CHALLENGE: Answer with one number only: the number of lines that include the word "title".

######

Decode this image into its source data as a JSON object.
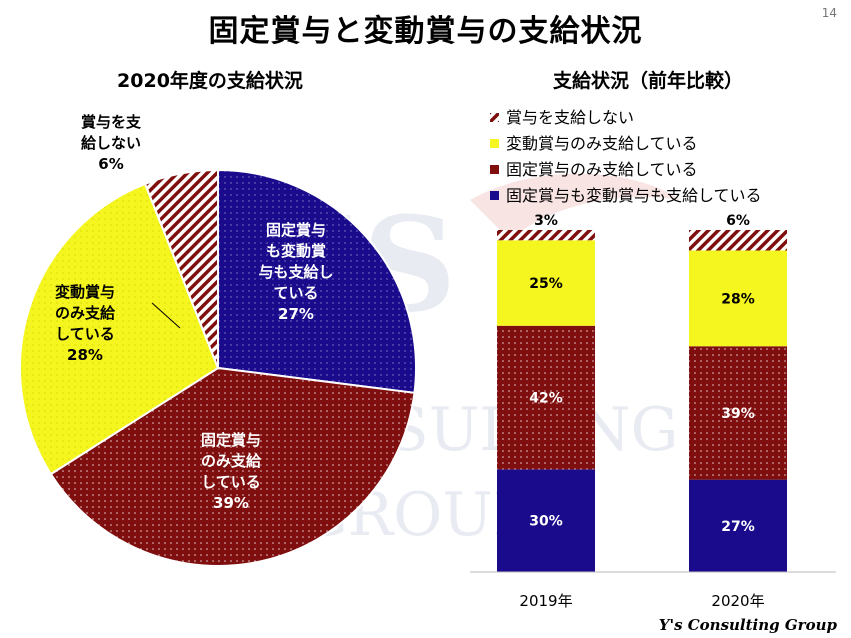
{
  "slide": {
    "title": "固定賞与と変動賞与の支給状況",
    "page_number": "14",
    "footer_brand": "Y's Consulting Group"
  },
  "colors": {
    "fixed_and_variable": "#1a0a8c",
    "fixed_only": "#7f0f0f",
    "variable_only": "#f5f51f",
    "none": "#7f0f0f"
  },
  "chart_data": [
    {
      "type": "pie",
      "title": "2020年度の支給状況",
      "slices": [
        {
          "key": "both",
          "label_lines": [
            "固定賞与",
            "も変動賞",
            "与も支給し",
            "ている"
          ],
          "value": 27,
          "value_text": "27%"
        },
        {
          "key": "fixed",
          "label_lines": [
            "固定賞与",
            "のみ支給",
            "している"
          ],
          "value": 39,
          "value_text": "39%"
        },
        {
          "key": "variable",
          "label_lines": [
            "変動賞与",
            "のみ支給",
            "している"
          ],
          "value": 28,
          "value_text": "28%"
        },
        {
          "key": "none",
          "label_lines": [
            "賞与を支",
            "給しない"
          ],
          "value": 6,
          "value_text": "6%"
        }
      ]
    },
    {
      "type": "bar",
      "stacked": true,
      "title": "支給状況（前年比較）",
      "categories": [
        "2019年",
        "2020年"
      ],
      "ylim": [
        0,
        100
      ],
      "legend_position": "top",
      "series": [
        {
          "key": "both",
          "name": "固定賞与も変動賞与も支給している",
          "values": [
            30,
            27
          ],
          "labels": [
            "30%",
            "27%"
          ]
        },
        {
          "key": "fixed",
          "name": "固定賞与のみ支給している",
          "values": [
            42,
            39
          ],
          "labels": [
            "42%",
            "39%"
          ]
        },
        {
          "key": "variable",
          "name": "変動賞与のみ支給している",
          "values": [
            25,
            28
          ],
          "labels": [
            "25%",
            "28%"
          ]
        },
        {
          "key": "none",
          "name": "賞与を支給しない",
          "values": [
            3,
            6
          ],
          "labels": [
            "3%",
            "6%"
          ]
        }
      ]
    }
  ],
  "watermark": {
    "line1": "Y'S",
    "line2": "CONSULTING",
    "line3": "GROUP"
  }
}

######

COMPLETE RESPONSE: 3